*Entries supplied*:
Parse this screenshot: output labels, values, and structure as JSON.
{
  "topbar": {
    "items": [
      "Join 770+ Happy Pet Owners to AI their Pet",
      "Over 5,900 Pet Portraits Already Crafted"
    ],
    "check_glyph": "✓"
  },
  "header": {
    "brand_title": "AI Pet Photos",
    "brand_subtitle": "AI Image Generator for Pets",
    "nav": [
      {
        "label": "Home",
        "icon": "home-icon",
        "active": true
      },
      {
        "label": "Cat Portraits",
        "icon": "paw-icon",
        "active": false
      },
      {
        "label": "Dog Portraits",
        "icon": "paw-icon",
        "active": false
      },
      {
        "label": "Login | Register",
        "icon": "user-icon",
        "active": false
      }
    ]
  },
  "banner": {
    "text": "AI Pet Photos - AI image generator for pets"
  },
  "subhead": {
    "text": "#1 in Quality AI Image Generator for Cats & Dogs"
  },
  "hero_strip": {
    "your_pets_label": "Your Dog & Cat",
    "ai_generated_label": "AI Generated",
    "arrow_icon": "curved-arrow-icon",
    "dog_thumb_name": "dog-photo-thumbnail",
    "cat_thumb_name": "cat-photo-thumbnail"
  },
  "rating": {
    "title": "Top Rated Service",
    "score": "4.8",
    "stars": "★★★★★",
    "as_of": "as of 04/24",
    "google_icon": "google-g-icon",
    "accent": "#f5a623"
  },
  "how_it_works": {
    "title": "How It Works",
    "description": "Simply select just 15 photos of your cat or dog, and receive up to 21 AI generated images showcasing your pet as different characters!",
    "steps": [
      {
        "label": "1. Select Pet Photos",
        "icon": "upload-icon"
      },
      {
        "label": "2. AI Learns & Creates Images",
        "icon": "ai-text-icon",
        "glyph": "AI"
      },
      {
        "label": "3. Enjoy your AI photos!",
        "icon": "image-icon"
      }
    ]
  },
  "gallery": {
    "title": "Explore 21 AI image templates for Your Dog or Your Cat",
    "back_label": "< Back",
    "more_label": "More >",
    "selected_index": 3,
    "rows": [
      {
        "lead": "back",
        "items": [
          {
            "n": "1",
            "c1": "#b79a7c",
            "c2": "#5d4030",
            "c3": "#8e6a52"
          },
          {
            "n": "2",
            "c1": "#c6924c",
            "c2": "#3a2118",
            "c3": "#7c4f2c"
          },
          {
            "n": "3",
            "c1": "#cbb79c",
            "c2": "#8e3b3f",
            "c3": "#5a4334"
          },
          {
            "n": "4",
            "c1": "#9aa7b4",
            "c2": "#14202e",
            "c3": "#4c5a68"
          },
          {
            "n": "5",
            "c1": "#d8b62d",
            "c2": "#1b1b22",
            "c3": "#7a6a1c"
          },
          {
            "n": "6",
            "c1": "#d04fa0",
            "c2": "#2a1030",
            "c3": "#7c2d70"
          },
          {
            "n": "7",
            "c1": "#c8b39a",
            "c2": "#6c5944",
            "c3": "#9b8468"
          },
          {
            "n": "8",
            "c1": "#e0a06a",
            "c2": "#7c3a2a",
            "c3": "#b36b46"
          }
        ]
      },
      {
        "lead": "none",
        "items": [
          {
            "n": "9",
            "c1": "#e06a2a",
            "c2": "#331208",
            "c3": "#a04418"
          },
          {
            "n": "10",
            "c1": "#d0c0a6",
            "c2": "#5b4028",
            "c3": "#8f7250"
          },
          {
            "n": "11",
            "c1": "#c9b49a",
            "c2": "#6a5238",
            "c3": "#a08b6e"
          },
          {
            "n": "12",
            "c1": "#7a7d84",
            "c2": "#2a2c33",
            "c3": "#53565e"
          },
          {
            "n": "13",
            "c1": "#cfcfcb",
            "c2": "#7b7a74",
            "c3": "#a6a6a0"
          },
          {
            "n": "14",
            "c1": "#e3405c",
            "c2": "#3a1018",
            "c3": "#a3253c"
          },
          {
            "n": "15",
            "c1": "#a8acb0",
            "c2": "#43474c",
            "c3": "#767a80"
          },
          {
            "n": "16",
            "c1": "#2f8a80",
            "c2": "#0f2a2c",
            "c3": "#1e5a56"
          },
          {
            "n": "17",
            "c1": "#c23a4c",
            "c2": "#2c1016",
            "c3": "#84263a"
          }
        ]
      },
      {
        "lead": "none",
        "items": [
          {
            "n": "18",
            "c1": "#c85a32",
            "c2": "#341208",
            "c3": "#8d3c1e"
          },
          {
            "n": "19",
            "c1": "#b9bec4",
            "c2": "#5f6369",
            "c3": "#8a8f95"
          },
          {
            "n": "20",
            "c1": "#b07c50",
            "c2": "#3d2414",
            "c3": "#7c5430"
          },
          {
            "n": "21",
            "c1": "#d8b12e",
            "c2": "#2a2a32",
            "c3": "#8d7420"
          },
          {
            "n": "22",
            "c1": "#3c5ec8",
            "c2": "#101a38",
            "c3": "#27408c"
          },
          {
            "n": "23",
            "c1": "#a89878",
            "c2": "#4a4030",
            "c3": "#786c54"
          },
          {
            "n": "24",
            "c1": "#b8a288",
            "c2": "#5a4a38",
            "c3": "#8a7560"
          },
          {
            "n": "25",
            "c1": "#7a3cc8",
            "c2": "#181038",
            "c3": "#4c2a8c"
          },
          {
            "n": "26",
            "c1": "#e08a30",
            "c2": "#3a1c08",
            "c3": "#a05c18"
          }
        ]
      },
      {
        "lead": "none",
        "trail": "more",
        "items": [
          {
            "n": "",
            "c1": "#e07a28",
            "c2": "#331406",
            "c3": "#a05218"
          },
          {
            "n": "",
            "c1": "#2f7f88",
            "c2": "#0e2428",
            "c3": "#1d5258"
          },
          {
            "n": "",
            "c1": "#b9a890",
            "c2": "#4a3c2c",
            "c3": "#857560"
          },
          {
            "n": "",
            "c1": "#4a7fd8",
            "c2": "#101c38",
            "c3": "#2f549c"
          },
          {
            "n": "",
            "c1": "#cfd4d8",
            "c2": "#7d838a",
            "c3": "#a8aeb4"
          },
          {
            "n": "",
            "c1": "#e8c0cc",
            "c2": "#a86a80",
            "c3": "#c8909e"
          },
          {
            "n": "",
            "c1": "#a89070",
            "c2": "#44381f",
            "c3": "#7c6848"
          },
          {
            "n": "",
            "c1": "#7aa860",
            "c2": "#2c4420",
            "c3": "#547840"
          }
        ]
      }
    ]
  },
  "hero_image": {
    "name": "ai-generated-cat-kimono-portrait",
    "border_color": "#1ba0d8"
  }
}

*Exercise brief*:
Count the lines in the records above that contain the word "Portraits", and give only that number.

*Response to this task*:
3